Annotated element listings

---+---

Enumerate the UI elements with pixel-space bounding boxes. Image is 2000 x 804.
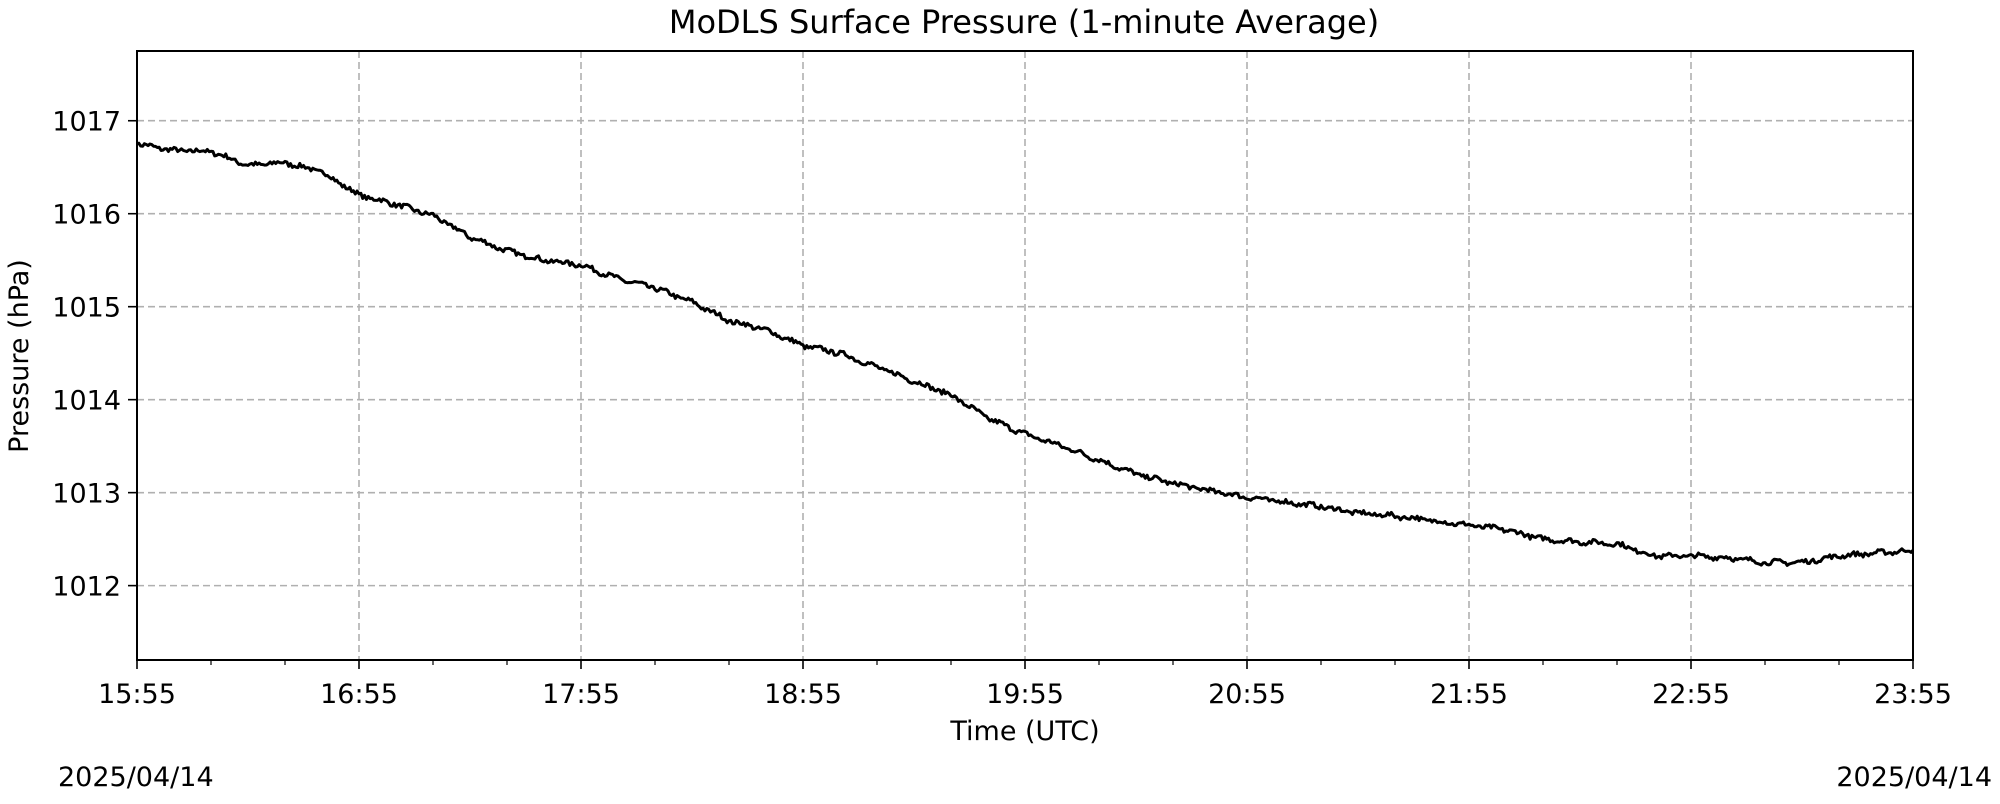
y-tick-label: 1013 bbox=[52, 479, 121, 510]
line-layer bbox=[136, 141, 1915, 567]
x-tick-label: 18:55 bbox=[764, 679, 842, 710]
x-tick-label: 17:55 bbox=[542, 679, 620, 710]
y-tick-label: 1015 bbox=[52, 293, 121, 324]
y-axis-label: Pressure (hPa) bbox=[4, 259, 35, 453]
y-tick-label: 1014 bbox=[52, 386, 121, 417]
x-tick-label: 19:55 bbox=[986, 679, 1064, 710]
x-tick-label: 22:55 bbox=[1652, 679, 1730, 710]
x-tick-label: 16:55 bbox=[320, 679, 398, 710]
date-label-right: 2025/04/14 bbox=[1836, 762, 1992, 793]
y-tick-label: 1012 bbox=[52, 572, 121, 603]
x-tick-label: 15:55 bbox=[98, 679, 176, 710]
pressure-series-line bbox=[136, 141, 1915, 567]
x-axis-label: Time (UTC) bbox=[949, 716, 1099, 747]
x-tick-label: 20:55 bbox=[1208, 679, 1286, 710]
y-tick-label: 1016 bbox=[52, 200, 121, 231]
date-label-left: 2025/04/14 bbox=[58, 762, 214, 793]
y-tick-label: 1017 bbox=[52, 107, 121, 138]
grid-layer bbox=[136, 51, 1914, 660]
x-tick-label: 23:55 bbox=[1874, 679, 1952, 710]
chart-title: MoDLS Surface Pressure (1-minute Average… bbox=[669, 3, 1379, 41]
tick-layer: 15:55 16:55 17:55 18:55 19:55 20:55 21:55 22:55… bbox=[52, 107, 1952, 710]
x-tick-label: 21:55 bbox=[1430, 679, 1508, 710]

---+---

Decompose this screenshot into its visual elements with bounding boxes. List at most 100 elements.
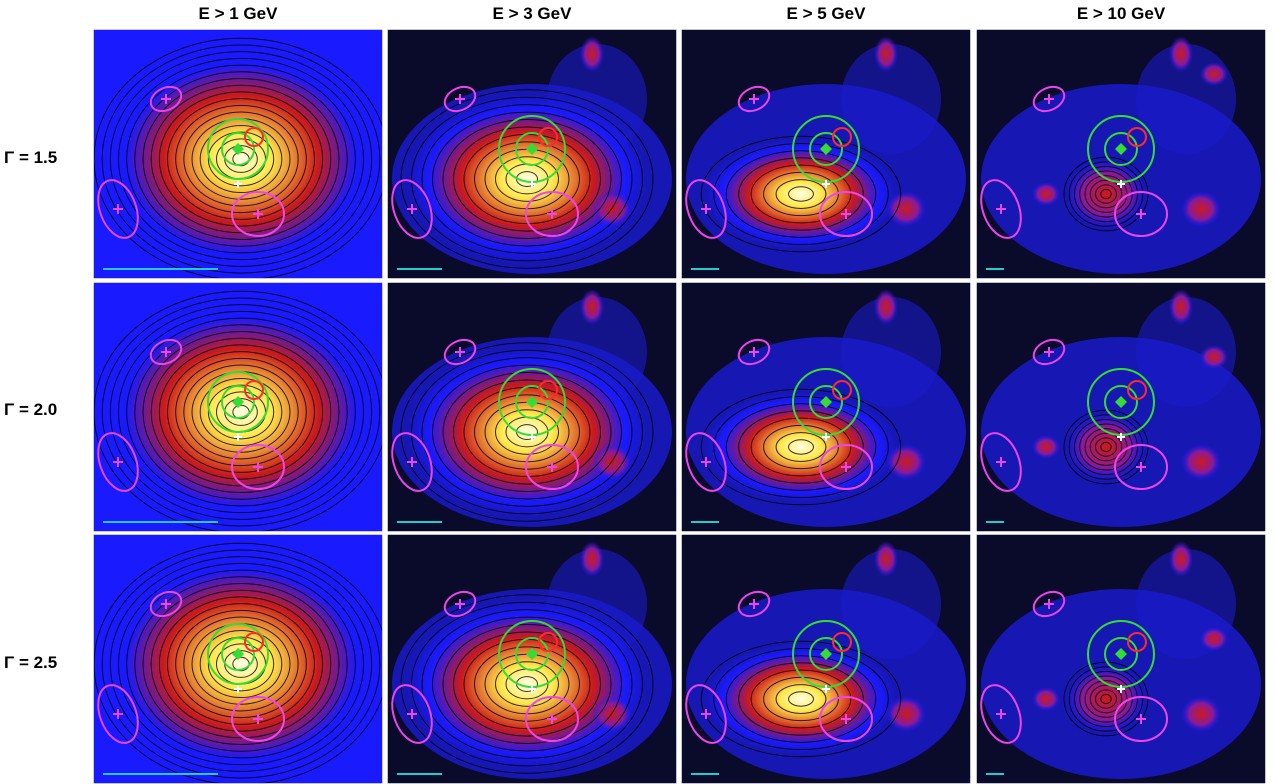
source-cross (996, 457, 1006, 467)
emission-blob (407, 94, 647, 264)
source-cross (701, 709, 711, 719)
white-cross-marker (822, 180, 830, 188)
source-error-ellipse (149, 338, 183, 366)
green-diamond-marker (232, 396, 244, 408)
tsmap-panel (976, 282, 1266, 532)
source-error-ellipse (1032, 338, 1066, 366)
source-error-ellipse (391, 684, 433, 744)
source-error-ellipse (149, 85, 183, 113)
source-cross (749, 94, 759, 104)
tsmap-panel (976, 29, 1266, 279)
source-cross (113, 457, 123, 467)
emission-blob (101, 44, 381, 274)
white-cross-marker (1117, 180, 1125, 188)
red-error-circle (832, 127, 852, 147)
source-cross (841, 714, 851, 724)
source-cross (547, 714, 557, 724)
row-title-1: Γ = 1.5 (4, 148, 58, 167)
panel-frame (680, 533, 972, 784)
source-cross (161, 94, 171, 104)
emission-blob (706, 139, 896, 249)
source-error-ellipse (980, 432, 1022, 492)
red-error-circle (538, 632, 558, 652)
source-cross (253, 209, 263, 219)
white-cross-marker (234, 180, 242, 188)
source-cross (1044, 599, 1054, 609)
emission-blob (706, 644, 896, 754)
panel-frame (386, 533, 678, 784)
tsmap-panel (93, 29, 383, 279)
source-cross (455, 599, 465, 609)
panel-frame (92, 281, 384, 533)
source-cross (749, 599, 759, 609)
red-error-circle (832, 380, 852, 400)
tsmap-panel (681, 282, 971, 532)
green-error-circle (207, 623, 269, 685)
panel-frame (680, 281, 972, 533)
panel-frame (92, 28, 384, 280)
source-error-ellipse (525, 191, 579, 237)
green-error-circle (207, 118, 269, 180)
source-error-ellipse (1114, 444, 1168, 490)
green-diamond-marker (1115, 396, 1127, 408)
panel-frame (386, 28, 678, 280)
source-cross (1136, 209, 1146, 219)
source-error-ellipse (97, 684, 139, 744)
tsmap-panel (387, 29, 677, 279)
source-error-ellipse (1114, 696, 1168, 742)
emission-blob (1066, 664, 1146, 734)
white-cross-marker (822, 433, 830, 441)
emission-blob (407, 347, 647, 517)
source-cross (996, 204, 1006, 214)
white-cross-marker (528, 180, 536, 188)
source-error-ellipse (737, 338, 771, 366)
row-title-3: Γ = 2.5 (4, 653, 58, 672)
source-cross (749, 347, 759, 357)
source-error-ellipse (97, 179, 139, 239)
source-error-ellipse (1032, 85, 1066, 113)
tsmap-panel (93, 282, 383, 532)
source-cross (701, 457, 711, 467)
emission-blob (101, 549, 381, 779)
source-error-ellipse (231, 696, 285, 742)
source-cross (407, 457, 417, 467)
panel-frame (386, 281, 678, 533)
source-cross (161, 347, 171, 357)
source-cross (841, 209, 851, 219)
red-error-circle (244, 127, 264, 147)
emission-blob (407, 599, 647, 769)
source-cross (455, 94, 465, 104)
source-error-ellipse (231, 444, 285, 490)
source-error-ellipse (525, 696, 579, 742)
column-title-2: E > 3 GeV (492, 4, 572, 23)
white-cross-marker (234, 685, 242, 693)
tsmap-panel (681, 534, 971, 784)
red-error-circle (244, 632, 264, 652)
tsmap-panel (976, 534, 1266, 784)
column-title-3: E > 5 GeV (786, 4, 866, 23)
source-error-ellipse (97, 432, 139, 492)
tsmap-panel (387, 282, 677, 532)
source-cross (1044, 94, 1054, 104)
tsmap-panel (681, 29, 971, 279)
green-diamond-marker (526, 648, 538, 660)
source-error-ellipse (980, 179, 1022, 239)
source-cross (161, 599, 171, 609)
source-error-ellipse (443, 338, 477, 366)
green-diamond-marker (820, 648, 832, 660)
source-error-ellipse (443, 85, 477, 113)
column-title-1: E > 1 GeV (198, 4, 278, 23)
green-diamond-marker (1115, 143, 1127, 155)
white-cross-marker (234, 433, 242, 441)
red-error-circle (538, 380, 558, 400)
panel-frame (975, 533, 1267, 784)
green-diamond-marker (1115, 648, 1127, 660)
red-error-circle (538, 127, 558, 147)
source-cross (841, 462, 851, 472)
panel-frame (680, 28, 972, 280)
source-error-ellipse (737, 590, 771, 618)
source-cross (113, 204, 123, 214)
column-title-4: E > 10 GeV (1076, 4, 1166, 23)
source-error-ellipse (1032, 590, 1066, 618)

---+---

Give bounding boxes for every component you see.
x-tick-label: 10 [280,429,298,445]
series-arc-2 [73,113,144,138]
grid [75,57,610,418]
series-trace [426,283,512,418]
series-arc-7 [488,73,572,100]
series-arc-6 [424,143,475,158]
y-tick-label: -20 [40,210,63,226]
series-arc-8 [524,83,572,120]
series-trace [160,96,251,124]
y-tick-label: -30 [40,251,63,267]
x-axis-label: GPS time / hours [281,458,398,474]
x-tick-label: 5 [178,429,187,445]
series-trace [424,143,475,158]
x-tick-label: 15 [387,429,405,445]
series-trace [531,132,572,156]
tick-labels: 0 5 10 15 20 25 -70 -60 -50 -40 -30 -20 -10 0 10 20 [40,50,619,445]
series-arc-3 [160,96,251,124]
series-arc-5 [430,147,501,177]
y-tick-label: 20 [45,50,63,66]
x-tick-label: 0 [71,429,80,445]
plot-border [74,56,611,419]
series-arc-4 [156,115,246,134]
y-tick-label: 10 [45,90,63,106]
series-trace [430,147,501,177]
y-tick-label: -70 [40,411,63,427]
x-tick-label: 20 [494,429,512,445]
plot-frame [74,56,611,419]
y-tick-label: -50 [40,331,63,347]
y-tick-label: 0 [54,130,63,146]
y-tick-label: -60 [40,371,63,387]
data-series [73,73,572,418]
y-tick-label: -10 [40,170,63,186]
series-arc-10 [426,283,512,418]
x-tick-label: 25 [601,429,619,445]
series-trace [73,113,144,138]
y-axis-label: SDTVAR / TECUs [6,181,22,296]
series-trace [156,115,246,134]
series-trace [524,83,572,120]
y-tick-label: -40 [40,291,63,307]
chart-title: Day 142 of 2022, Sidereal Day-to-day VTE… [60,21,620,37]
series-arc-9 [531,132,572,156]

---+---

WHAT YOU SHOULD DO = Which lines in the entries above contain the string "frame", matching case exactly? Copy each of them in full.

OUTPUT BELOW =
panel-frame (680, 533, 972, 784)
panel-frame (386, 533, 678, 784)
panel-frame (92, 281, 384, 533)
panel-frame (680, 281, 972, 533)
panel-frame (92, 28, 384, 280)
panel-frame (386, 28, 678, 280)
panel-frame (386, 281, 678, 533)
panel-frame (975, 533, 1267, 784)
panel-frame (680, 28, 972, 280)
plot-frame [74,56,611,419]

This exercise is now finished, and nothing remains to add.